#### Data
|---|
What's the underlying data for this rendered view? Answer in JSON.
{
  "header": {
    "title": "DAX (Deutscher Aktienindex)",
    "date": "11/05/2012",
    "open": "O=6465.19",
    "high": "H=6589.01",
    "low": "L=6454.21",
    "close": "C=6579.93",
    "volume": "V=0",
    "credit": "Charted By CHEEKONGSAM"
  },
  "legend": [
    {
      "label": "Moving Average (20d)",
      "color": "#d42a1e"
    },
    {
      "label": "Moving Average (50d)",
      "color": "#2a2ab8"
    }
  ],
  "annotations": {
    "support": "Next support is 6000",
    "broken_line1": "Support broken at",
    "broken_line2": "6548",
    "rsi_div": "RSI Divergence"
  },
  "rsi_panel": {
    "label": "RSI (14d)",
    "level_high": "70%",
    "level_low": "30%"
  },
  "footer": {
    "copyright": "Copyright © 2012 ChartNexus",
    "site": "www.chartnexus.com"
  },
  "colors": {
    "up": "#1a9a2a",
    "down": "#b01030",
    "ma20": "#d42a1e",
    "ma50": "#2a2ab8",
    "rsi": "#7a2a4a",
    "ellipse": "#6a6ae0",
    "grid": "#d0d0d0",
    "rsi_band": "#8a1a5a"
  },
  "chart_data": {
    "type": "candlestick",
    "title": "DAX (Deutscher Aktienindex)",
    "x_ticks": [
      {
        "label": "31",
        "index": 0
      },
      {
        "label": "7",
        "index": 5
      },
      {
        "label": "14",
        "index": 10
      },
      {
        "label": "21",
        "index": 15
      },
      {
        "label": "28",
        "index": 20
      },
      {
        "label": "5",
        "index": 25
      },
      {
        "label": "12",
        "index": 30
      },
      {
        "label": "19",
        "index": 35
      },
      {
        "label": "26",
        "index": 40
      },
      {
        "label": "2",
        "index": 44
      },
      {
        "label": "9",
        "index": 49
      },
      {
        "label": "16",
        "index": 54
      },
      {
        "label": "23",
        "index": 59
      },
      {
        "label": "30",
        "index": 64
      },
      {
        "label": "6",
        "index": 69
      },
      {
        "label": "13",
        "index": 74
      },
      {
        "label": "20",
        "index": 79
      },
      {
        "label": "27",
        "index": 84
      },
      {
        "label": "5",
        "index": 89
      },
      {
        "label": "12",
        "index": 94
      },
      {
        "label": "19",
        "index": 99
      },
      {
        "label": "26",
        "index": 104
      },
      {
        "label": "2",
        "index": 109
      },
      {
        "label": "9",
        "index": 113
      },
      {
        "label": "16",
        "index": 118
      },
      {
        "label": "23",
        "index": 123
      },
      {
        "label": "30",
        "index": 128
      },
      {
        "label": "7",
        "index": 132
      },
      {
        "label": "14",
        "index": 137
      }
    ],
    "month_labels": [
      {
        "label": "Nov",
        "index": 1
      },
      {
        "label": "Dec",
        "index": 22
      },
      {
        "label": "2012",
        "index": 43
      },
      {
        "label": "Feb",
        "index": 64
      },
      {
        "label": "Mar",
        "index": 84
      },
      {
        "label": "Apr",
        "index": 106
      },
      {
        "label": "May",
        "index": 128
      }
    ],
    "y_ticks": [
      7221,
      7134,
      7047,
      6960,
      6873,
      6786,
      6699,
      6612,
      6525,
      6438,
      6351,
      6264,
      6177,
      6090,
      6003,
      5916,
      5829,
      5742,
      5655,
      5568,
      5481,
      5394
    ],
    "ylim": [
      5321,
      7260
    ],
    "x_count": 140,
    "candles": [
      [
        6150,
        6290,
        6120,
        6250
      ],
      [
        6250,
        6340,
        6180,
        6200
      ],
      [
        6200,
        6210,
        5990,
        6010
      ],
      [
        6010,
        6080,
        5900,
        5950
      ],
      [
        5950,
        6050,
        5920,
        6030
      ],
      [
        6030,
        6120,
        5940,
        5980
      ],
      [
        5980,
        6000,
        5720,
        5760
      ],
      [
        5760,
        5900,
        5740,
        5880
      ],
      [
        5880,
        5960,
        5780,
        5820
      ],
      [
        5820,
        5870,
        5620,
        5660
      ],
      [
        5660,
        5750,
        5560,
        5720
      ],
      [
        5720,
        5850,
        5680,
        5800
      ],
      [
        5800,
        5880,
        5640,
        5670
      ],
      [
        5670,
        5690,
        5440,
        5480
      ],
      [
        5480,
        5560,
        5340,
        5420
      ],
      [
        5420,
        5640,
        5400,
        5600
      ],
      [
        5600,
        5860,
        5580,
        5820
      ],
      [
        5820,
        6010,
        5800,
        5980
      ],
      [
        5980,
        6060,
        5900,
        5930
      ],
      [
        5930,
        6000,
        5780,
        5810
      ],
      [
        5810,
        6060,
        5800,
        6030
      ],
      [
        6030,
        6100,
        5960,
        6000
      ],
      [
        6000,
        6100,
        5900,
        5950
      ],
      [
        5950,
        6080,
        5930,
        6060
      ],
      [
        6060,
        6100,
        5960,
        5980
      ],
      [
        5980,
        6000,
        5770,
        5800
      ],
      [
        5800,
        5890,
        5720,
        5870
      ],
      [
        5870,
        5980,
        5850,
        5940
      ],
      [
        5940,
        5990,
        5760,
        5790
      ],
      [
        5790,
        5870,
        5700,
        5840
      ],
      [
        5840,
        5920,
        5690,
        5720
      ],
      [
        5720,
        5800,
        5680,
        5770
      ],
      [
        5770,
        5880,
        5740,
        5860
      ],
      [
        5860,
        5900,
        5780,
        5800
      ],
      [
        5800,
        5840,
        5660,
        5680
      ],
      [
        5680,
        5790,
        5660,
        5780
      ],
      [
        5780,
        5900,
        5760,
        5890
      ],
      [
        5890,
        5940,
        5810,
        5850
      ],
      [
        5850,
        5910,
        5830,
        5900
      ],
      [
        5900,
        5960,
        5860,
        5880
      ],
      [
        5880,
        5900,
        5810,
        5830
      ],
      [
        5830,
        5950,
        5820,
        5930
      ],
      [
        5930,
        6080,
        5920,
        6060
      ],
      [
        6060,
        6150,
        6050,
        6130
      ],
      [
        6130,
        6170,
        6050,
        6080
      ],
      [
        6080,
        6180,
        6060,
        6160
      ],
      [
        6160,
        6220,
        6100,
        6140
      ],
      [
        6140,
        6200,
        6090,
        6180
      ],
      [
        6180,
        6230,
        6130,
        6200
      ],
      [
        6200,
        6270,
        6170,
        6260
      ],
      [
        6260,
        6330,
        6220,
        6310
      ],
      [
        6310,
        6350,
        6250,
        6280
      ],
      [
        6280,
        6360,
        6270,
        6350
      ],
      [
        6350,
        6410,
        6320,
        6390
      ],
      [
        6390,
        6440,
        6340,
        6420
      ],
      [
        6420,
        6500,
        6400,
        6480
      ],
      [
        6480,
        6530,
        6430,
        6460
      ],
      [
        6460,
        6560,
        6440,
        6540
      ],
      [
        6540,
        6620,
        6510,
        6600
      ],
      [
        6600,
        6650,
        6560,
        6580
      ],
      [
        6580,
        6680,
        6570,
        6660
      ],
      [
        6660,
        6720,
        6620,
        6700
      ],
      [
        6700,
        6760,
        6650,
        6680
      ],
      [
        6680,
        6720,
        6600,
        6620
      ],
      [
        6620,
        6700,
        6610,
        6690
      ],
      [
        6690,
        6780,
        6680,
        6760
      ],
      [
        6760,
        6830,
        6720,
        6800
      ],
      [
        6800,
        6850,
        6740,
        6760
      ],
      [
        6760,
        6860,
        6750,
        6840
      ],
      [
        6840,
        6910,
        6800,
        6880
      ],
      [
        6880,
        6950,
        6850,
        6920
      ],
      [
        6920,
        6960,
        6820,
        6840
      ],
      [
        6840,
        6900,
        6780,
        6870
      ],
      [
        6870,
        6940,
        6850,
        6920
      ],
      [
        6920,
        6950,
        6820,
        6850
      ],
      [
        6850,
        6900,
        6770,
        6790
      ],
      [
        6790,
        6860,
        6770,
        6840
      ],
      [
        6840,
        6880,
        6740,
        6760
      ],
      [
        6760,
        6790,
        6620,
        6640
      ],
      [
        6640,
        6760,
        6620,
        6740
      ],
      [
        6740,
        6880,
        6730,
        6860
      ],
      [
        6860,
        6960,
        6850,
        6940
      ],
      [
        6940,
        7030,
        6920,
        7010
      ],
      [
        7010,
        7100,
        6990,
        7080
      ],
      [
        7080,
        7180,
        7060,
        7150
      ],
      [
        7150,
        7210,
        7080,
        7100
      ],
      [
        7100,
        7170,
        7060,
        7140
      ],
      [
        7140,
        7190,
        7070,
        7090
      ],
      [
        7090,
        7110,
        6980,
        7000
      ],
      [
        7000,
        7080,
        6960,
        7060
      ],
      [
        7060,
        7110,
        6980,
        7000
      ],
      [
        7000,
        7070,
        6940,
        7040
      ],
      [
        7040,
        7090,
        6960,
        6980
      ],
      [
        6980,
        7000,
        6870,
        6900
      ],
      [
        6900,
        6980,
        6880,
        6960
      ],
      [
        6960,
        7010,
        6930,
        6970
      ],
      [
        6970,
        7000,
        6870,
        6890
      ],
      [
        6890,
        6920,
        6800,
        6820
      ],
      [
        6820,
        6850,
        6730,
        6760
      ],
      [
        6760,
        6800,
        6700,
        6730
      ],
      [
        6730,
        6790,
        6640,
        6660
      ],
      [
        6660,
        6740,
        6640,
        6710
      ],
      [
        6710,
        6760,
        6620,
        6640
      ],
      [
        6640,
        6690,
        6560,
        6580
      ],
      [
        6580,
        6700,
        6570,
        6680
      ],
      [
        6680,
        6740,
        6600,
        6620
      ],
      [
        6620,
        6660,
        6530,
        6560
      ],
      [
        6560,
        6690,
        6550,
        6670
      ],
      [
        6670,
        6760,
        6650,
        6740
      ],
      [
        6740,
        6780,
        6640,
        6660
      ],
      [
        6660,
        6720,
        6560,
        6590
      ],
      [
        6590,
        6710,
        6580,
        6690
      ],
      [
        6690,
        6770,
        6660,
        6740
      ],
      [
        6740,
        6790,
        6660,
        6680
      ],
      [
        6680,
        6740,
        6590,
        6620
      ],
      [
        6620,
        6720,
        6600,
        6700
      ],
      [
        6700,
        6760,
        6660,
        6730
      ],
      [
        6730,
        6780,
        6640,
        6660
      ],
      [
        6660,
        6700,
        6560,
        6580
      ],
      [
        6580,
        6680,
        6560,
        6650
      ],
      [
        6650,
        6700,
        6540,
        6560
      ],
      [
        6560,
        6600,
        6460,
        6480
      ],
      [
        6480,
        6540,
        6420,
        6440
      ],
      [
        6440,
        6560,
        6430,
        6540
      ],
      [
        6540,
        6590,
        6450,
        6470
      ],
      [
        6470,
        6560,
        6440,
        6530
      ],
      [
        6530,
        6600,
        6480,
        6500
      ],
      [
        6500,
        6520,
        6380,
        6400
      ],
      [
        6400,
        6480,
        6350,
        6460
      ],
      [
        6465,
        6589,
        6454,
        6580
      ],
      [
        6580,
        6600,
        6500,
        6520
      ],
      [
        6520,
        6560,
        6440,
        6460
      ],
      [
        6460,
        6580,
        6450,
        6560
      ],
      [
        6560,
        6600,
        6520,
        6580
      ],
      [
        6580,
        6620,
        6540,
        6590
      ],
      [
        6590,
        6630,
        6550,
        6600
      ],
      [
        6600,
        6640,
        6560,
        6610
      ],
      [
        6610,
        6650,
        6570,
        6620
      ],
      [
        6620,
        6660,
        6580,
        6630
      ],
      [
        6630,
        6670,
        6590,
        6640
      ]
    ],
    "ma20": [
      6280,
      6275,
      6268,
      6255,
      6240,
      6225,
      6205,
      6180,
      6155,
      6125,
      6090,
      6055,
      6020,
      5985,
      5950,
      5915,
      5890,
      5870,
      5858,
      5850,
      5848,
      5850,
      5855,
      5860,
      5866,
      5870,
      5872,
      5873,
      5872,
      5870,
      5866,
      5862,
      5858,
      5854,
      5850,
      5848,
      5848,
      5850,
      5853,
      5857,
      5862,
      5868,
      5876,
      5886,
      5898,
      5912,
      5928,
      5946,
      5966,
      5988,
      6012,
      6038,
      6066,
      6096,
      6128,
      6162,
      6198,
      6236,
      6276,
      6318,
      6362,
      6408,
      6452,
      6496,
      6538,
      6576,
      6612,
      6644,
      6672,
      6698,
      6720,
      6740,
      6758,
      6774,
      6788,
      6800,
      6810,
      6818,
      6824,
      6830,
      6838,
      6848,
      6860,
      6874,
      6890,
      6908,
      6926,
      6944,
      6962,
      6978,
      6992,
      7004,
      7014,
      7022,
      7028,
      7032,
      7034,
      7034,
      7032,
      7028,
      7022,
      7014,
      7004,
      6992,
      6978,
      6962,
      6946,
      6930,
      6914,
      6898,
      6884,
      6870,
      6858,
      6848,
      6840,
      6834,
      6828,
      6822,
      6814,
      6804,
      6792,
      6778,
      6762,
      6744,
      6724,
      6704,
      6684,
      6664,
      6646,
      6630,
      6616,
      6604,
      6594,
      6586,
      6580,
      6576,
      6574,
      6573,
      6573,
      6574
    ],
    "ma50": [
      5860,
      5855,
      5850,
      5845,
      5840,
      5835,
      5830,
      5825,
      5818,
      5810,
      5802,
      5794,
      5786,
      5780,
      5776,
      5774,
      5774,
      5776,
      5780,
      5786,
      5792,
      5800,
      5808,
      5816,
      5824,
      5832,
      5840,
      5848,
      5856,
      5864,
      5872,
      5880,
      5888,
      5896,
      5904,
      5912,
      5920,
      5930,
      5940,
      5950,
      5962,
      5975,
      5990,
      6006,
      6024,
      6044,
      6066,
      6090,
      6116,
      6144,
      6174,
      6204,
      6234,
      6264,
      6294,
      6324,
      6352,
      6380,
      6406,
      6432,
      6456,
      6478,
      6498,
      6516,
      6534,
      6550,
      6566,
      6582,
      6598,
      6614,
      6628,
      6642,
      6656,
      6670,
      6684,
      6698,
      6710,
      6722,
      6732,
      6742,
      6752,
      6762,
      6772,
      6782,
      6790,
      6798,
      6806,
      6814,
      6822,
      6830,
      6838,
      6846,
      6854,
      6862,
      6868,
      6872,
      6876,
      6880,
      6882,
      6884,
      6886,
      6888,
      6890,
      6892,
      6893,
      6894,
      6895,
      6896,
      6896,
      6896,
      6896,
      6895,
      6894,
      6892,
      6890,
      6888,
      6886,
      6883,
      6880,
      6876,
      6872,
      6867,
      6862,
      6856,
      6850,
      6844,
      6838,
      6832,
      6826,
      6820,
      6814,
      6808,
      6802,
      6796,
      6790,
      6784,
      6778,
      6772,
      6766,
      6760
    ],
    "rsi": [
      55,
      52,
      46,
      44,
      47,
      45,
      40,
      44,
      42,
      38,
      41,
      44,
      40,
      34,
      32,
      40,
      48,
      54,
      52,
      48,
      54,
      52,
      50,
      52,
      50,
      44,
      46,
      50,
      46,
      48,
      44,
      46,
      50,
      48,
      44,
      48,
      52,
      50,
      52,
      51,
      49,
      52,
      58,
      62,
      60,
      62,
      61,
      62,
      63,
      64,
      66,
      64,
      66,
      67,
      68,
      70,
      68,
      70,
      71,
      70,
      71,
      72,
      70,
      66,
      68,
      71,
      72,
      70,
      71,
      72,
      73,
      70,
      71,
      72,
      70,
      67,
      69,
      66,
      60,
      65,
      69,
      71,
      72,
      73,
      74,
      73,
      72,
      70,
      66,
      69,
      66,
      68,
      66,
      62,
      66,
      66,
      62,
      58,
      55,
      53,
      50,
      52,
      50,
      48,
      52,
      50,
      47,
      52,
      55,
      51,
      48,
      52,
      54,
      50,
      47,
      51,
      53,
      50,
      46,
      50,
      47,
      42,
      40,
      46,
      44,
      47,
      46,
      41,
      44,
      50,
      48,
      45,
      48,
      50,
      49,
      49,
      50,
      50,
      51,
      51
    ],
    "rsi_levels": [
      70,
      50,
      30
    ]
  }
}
|---|
#### Exercise prompt
Search the data for "Moving" and list every line in which it occurs.

#### Correct answer
      "label": "Moving Average (20d)",
      "label": "Moving Average (50d)",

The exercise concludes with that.